§ **CONSIGNA 1**:
En el fragmento sobre los relojeros de Guayaquil, ¿a qué edad empezó Fabián Naranjo a trabajar como orfebre?
§ **CONSIGNA 2**:
Prosigue el fragmento sobre los relojeros de Guayaquil a partir de su última oración.

§ **FRAGMENTO**:
——
Frank Navarro, de 48 años, dice haber intentado sacar los permisos para obtener un quiosco del Municipo , pero los trámites eran largos y terminó perdiendo los $ 800 que logró recaudar porque no se lo dieron. Esto, automáticamente los convierte en el blanco de los “municipales”, quienes decomisan sus vitrinas al notar su presencia en la vía pública.

Julio Sánchez ha pasado por esta situación tres veces. Asegura que los trámites y costos de multas para retirar sus bienes son mayores a los que les costaría comprar una vitrina nueva.

Según la ordenanza que norma la instalación de quioscos y carretillas y demás formas de desarrollo de la actividad comercial en espacios públicos de Guayaquil, la relojería forma parte de los servicios varios autorizados por la Dirección del Uso del Espacio y Vía Pública siempre y cuando sus propietarios cuenten con los permisos y paguen los impuestos establecidos.

Arreglar los instrumentos que marcan el tiempo y entonan un tictac con el movimiento de sus manecillas sin los respectivos permisos, ha forzado a estos relojeros a convertirse en nómadas, desplazarse a otros sectores de la ciudad y a desarrollar una especie de radar que los ayude a estar alertas y escapar rápidamente antes de que llegue la autoridad y les decomisen su fuente de trabajo.

Cuarenta años en el mundo de la relojería
Cuando Fabián Naranjo tenía 11 años empezó a trabajar como orfebre en la relojería-joyería que tenía su hermano en Rumichaca y Ayacucho. Pero fue allí donde aprendió la técnica de la relojería: abriendo, armando y desarmando relojes. Debido al potencial que su hermano notó en Fabián, lo inscribió en la Sociedad Filantrópica en un curso de orfebrería, pero ahí solo estuvo dos años porque quien fue su profesor le dijo que él ya había aprendido todo lo que necesitaba aprender.

Su hermano falleció, por lo que Fabián, de 50 años, es ahora el único relojero de su familia. Vive en el centro, junto con su madre y hermanas –porque sus hijos viven con la madre–, y desde allí se traslada todos los días hasta la Alborada, donde trabaja de 09:00 a 21:00.

Aunque se especializó en orfebrería, afirma que con la relojería se genera más dinero, por la rapidez con la que se trabaja. Este relojero conoce todas las marcas de relojes y con casi todas ha trabajado. Con el paso del tiempo los engranajes se volvieron más complicados, pero para no quedarse atrás tuvo que aprender a arreglarlos todos porque “el que no se actualizaba, se quedaba”.

Con su hermano se dieron cuenta de que en la Bahía era donde más se podía aprender a reparar “los relojes caros” , entonces estuvo ahí hasta que decidió ser un relojero independiente.
——
§ **DATOS PROPORCIONADOS**:
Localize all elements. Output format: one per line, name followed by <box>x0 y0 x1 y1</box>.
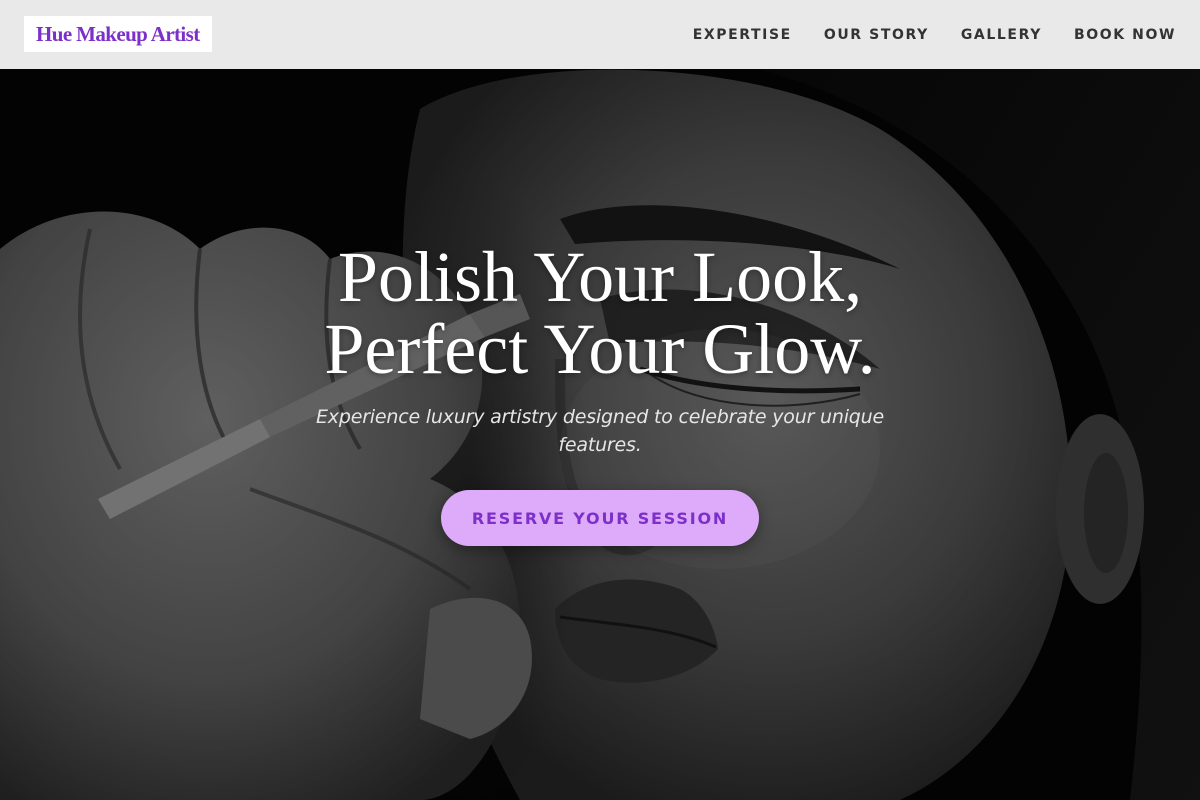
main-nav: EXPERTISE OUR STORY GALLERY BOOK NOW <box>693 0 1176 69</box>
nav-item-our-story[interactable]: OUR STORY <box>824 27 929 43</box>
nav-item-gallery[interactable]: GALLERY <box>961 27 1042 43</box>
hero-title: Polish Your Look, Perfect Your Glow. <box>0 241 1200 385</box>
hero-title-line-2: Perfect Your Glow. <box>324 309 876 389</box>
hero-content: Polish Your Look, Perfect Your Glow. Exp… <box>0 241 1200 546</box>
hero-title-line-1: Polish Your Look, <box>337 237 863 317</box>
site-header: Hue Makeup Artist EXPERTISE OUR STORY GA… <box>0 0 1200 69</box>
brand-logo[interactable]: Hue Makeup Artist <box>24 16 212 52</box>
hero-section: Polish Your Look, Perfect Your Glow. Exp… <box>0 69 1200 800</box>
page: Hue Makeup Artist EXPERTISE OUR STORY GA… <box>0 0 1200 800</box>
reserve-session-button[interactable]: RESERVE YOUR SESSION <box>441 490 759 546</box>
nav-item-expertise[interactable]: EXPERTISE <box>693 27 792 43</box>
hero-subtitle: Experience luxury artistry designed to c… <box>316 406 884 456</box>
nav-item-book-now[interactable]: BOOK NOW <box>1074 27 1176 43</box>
——
§ **RESULTADO FINAL 1**:
A los 11 años.

§ **RESULTADO FINAL 2**:
Tras abandonar la Bahía se ubicó en Clemente Ballén y Pío Montúfar, pero hace doce años lo sacaron del centro por ser un comerciante informal y lo situaron en el Mercado de las Cuatro Manzanas. Allí las ganancias decayeron drásticamente y esto fue lo que lo trajo a la Alborada, un sector “desconocido y lejano” pero que le ha brindado estabilidad económica. Fabián, a quien muchos llaman “gordito”, no piensa dejar de ser relojero porque siente que le da vida a algo que está muerto.

Un relojero apreciado por los residentes
“Yo trabajaba en toda la esquina de la calle principal, pero cuando empezaron a molestar los guradias municipales ya no pudimos trabajar allá”, cuenta Carlos Navarro, de 38 años, quien aprendió de su hermano Frank el arte de la relojería durante el tiempo que laboró junto a él.

Pero las ganancias se dividían para tres y como no le tocaba mucho, prefirió montar su propia relojería.

Hace dos años se independizó, construyó su propia vitrina y pidió permiso a los dueños de la casa esquinera en la que se ubica para colocarla y poder arreglar todo tipo de relojes en un tiempo de entre 15 y 30 minutos. Esto era más que necesario, ya que tiene cinco hijos y una esposa que mantener.

Carlos, que disfruta de leer la Biblia en su tiempo libre, destaca haber mejorado el aspecto de esa esquina, ya que según cuenta “esto era un basurero y desde que yo llegué dejaron de botar basura porque siempre la tengo limpia y les pido que no ensucien”.

De esto se encarga de lunes a sábado, de 09:00 a 18:00, además de reparar relojes. Su aporte tiene contentos a quienes le autorizaron instalarse en su terreno.

Mientras Carlos cuenta su historia, quienes transitan por su esquina lo saludan. Aquí todos lo conocen y parecen estar a gusto con su presencia porque, dice, ellos sienten que él ha aportado positivamente a que el sector luzca limpio.

Carlos tiene clientes fijos, pero en el día a día asegura que solo obtiene el dinero suficiente para alimentar a su familia.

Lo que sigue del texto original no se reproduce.